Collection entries
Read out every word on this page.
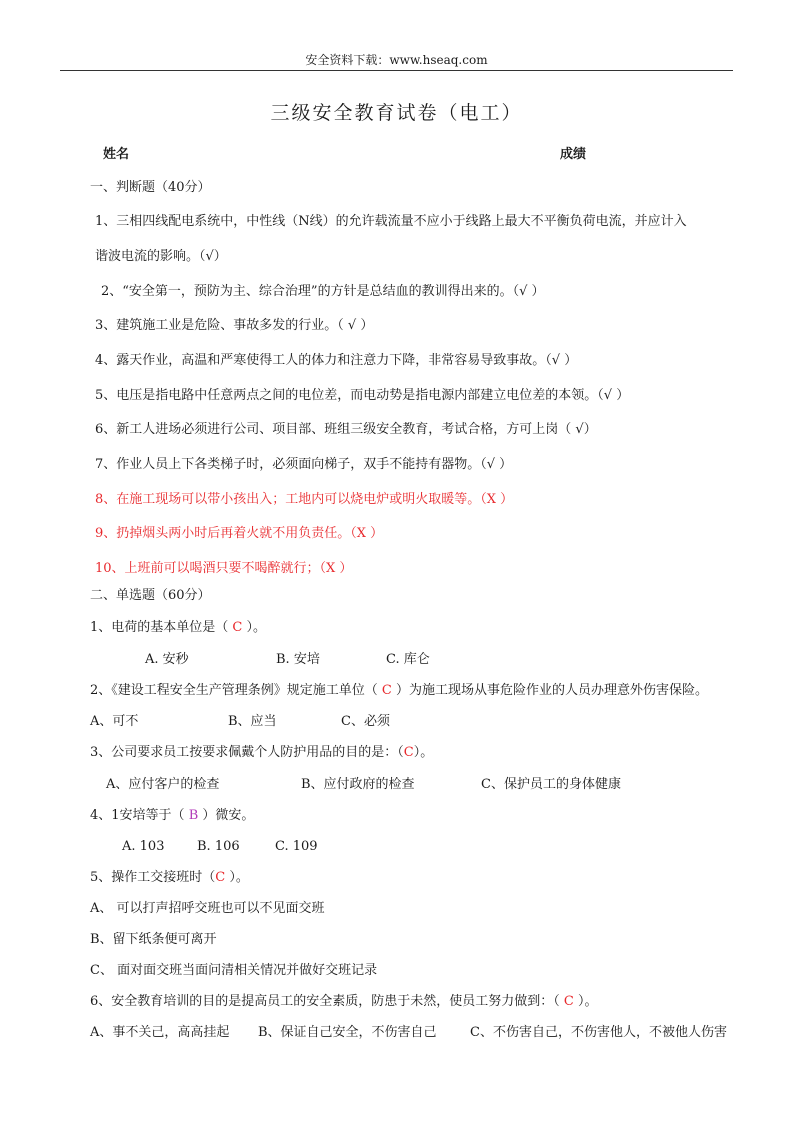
安全资料下载：www.hseaq.com
三级安全教育试卷（电工）
姓名	成绩
一、判断题（40分）
1、三相四线配电系统中，中性线（N线）的允许载流量不应小于线路上最大不平衡负荷电流，并应计入
谐波电流的影响。（√）
2、“安全第一，预防为主、综合治理”的方针是总结血的教训得出来的。（√ ）
3、建筑施工业是危险、事故多发的行业。（ √ ）
4、露天作业，高温和严寒使得工人的体力和注意力下降，非常容易导致事故。（√ ）
5、电压是指电路中任意两点之间的电位差，而电动势是指电源内部建立电位差的本领。（√ ）
6、新工人进场必须进行公司、项目部、班组三级安全教育，考试合格，方可上岗（ √）
7、作业人员上下各类梯子时，必须面向梯子，双手不能持有器物。（√ ）
8、在施工现场可以带小孩出入；工地内可以烧电炉或明火取暖等。（X ）
9、扔掉烟头两小时后再着火就不用负责任。（X ）
10、上班前可以喝酒只要不喝醉就行；（X ）
二、单选题（60分）
1、电荷的基本单位是（ C ）。
A. 安秒	B. 安培	C. 库仑
2、《建设工程安全生产管理条例》规定施工单位（ C ）为施工现场从事危险作业的人员办理意外伤害保险。
A、可不	B、应当	C、必须
3、公司要求员工按要求佩戴个人防护用品的目的是：（C）。
A、应付客户的检查	B、应付政府的检查	C、保护员工的身体健康
4、1安培等于（ B ）微安。
A. 103	B. 106	C. 109
5、操作工交接班时（C ）。
A、 可以打声招呼交班也可以不见面交班
B、留下纸条便可离开
C、 面对面交班当面问清相关情况并做好交班记录
6、安全教育培训的目的是提高员工的安全素质，防患于未然，使员工努力做到：（ C ）。
A、事不关己，高高挂起 B、保证自己安全，不伤害自己	C、不伤害自己，不伤害他人，不被他人伤害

◆ **Given instruction**: All records above are to be printed exactly, minus the pictures they contain.

◆ **Response**:
Read out every word on this page.
安全资料下载：www.hseaq.com
三级安全教育试卷（电工）
姓名	成绩
一、判断题（40分）
1、三相四线配电系统中，中性线（N线）的允许载流量不应小于线路上最大不平衡负荷电流，并应计入
谐波电流的影响。（√）
2、“安全第一，预防为主、综合治理”的方针是总结血的教训得出来的。（√ ）
3、建筑施工业是危险、事故多发的行业。（ √ ）
4、露天作业，高温和严寒使得工人的体力和注意力下降，非常容易导致事故。（√ ）
5、电压是指电路中任意两点之间的电位差，而电动势是指电源内部建立电位差的本领。（√ ）
6、新工人进场必须进行公司、项目部、班组三级安全教育，考试合格，方可上岗（ √）
7、作业人员上下各类梯子时，必须面向梯子，双手不能持有器物。（√ ）
8、在施工现场可以带小孩出入；工地内可以烧电炉或明火取暖等。（X ）
9、扔掉烟头两小时后再着火就不用负责任。（X ）
10、上班前可以喝酒只要不喝醉就行；（X ）
二、单选题（60分）
1、电荷的基本单位是（ C ）。
A. 安秒	B. 安培	C. 库仑
2、《建设工程安全生产管理条例》规定施工单位（ C ）为施工现场从事危险作业的人员办理意外伤害保险。
A、可不	B、应当	C、必须
3、公司要求员工按要求佩戴个人防护用品的目的是：（C）。
A、应付客户的检查	B、应付政府的检查	C、保护员工的身体健康
4、1安培等于（ B ）微安。
A. 103	B. 106	C. 109
5、操作工交接班时（C ）。
A、 可以打声招呼交班也可以不见面交班
B、留下纸条便可离开
C、 面对面交班当面问清相关情况并做好交班记录
6、安全教育培训的目的是提高员工的安全素质，防患于未然，使员工努力做到：（ C ）。
A、事不关己，高高挂起 B、保证自己安全，不伤害自己	C、不伤害自己，不伤害他人，不被他人伤害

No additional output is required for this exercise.